---------- DATASET EXCERPTS

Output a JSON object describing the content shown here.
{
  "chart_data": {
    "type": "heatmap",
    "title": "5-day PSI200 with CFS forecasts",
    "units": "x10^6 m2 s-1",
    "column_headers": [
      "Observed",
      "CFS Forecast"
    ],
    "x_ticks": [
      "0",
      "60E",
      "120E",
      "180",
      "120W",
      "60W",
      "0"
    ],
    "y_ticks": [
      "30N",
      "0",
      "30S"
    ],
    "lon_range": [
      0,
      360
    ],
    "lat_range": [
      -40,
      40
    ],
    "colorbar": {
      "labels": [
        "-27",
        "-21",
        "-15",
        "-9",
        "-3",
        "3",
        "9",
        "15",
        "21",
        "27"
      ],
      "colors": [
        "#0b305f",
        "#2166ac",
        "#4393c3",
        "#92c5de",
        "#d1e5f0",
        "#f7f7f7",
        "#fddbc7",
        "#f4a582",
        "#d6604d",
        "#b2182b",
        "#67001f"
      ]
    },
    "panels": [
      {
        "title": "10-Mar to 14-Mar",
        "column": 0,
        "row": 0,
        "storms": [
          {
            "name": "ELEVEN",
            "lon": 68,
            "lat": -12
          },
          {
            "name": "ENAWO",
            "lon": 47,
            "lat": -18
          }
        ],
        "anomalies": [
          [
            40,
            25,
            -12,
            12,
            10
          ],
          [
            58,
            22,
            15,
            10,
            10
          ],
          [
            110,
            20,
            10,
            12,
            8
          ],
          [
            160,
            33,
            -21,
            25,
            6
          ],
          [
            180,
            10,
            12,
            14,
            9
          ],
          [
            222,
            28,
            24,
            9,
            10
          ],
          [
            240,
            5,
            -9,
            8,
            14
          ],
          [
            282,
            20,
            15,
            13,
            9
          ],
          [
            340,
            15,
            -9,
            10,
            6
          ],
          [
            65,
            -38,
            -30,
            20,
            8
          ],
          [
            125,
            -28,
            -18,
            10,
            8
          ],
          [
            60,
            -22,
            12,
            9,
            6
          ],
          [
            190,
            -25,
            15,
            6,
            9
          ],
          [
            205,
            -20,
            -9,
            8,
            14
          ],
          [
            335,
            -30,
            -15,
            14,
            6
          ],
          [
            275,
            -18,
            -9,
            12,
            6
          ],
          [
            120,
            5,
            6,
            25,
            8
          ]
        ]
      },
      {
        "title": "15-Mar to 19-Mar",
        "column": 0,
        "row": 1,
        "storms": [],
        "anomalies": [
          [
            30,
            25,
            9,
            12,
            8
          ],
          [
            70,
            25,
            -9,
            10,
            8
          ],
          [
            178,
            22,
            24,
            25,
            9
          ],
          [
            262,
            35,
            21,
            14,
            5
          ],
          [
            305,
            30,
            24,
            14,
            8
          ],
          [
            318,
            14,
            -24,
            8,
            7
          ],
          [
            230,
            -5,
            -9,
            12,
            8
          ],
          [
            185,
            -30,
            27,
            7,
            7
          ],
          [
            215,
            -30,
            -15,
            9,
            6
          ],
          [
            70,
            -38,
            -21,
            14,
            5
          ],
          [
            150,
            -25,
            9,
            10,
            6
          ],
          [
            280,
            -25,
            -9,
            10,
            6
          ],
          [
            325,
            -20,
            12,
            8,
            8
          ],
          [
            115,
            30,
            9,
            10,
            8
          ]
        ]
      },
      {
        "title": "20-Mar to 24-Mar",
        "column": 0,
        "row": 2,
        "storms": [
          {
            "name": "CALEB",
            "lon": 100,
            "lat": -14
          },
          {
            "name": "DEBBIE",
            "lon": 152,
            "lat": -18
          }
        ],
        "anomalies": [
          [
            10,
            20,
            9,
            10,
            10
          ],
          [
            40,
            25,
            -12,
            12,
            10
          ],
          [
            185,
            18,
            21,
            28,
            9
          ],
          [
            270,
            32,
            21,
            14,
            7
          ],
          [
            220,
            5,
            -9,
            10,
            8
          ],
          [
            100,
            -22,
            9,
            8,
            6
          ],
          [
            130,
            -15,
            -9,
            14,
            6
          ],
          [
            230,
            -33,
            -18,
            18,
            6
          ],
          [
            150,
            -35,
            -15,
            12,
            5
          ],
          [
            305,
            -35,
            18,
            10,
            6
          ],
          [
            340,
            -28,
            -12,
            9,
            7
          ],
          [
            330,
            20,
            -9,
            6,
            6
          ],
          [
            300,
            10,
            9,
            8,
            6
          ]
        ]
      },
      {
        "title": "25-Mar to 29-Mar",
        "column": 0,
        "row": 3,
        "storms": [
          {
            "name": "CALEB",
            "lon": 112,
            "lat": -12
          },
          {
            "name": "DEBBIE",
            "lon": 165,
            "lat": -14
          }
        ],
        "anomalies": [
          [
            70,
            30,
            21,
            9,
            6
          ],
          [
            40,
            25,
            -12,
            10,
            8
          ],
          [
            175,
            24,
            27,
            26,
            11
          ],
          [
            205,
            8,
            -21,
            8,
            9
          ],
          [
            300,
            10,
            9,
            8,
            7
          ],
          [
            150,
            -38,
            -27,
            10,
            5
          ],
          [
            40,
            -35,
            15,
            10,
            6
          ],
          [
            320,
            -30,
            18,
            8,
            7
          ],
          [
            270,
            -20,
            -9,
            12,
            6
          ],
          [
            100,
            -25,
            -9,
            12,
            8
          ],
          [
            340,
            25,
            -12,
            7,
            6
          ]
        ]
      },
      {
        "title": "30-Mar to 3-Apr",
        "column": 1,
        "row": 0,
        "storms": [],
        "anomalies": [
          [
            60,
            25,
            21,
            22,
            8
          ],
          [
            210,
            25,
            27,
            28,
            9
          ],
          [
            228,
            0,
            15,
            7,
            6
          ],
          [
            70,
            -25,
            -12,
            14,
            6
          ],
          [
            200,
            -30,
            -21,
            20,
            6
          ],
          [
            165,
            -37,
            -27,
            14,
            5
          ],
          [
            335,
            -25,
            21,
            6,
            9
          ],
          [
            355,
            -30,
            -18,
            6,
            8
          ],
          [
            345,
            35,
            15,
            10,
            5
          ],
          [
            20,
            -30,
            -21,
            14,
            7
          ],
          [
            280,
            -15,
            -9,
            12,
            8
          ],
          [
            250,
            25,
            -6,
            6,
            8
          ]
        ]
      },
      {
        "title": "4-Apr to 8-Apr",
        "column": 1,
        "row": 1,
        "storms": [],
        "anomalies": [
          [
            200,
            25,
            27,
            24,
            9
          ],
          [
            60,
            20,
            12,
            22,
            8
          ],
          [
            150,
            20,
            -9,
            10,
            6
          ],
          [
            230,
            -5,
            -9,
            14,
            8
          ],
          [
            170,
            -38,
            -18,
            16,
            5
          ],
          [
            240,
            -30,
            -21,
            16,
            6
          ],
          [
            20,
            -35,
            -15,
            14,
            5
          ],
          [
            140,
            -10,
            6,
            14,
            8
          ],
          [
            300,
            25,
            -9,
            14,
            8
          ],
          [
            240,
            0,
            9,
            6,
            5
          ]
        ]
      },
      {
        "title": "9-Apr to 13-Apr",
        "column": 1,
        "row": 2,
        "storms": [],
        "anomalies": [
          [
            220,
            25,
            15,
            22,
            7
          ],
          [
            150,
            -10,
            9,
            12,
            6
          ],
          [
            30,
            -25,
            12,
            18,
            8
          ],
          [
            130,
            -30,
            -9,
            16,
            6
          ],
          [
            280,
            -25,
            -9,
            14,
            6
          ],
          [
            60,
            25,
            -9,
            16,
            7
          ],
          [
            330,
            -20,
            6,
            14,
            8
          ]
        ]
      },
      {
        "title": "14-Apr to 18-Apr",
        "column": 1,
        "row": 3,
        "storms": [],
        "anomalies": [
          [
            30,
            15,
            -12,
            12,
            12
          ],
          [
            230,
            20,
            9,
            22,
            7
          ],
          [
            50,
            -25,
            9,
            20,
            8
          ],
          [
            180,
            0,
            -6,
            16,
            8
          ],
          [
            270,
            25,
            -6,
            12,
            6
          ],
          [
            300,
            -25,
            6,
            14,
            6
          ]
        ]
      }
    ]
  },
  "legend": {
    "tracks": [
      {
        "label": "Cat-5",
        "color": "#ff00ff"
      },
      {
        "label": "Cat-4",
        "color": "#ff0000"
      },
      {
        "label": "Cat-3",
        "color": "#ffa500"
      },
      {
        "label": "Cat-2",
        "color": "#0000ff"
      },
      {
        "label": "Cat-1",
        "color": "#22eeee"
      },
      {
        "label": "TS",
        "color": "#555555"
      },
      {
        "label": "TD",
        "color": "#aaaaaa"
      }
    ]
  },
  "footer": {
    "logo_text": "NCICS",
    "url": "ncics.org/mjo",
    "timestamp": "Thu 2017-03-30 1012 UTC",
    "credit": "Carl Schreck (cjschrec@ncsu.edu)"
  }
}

--------------------

EXERCISE PROMPT: Locate each line with the word "title" and copy it.

THE RESULT:
    "title": "5-day PSI200 with CFS forecasts",
        "title": "10-Mar to 14-Mar",
        "title": "15-Mar to 19-Mar",
        "title": "20-Mar to 24-Mar",
        "title": "25-Mar to 29-Mar",
        "title": "30-Mar to 3-Apr",
        "title": "4-Apr to 8-Apr",
        "title": "9-Apr to 13-Apr",
        "title": "14-Apr to 18-Apr",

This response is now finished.